-- begin --

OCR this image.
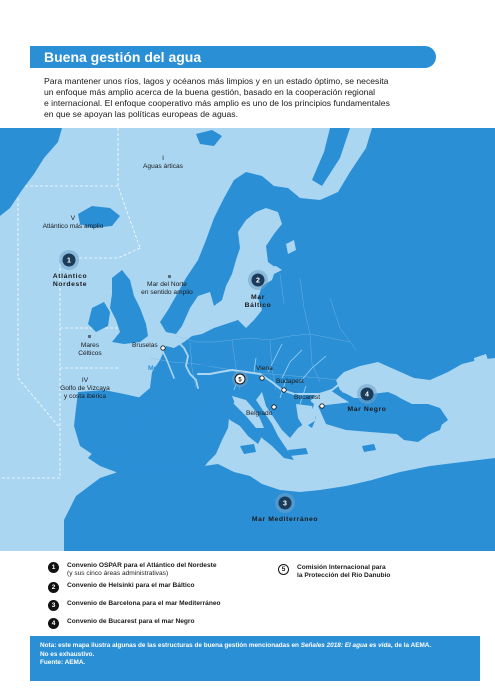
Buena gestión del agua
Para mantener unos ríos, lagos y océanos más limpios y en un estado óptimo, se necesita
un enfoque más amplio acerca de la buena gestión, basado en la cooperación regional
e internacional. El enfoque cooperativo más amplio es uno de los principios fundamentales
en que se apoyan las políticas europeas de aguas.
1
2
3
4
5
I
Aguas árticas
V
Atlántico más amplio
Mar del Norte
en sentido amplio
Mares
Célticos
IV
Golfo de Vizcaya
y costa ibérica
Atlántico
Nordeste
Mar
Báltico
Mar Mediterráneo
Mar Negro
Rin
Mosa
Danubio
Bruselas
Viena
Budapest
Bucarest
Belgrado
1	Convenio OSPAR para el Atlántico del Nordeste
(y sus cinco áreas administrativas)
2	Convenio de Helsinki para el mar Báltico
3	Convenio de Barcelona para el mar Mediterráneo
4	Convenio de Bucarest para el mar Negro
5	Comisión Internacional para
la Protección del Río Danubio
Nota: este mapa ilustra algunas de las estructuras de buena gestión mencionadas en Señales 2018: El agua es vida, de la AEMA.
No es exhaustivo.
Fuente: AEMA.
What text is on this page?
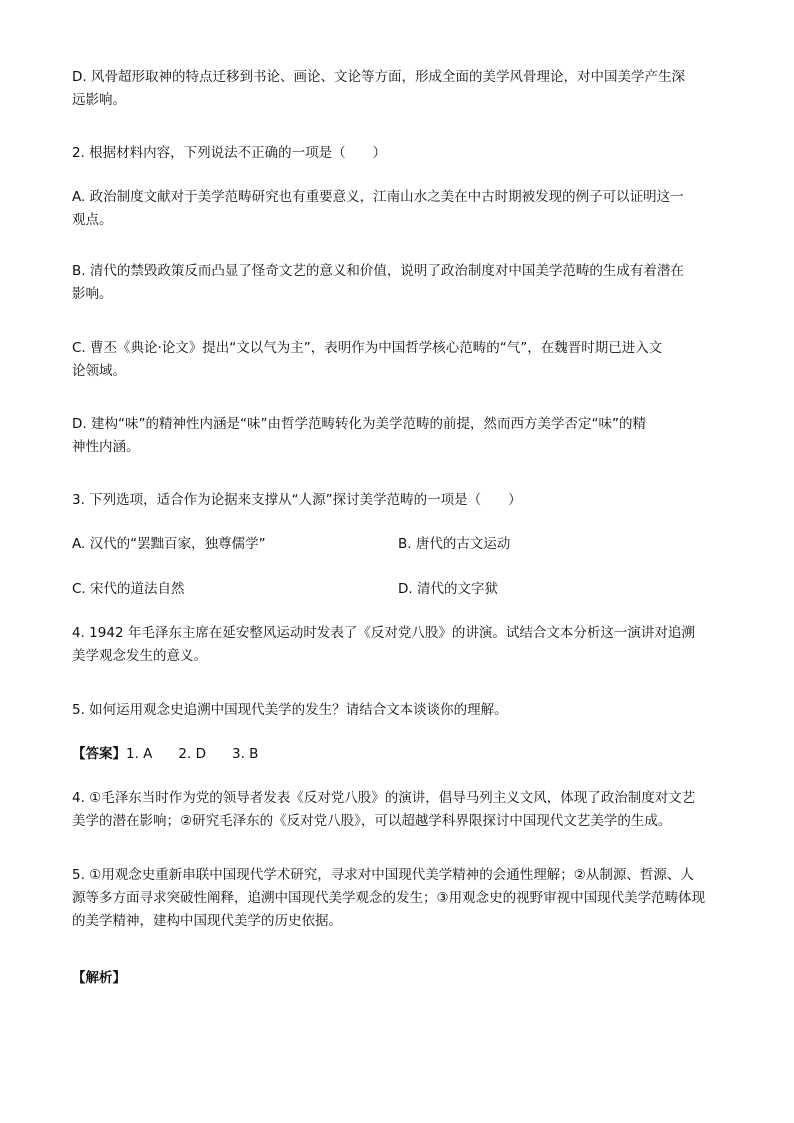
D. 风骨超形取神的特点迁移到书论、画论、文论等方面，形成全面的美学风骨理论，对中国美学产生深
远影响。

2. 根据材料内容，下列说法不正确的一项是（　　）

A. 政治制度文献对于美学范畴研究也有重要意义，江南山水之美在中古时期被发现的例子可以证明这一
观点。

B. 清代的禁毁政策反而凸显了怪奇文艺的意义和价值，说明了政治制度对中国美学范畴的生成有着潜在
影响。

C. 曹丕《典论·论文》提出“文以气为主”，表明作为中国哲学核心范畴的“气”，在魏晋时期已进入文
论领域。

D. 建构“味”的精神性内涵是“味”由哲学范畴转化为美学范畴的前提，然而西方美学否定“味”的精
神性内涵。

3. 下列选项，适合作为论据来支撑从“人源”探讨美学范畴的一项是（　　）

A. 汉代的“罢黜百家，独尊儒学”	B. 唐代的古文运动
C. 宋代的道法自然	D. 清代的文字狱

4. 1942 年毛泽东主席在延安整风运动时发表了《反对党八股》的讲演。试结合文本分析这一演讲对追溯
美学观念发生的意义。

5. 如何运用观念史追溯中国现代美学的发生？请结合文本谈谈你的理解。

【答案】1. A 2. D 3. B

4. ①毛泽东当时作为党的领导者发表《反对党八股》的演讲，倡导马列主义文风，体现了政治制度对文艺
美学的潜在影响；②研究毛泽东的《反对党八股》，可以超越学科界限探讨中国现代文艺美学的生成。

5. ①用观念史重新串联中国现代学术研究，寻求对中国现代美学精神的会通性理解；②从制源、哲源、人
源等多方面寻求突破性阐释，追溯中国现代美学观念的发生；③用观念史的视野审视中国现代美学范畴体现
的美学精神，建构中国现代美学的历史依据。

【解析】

-- end --

Set problem →
Return the lines of the records that include the string "Mediterráneo".

Solution to the exercise →
Mar Mediterráneo
3	Convenio de Barcelona para el mar Mediterráneo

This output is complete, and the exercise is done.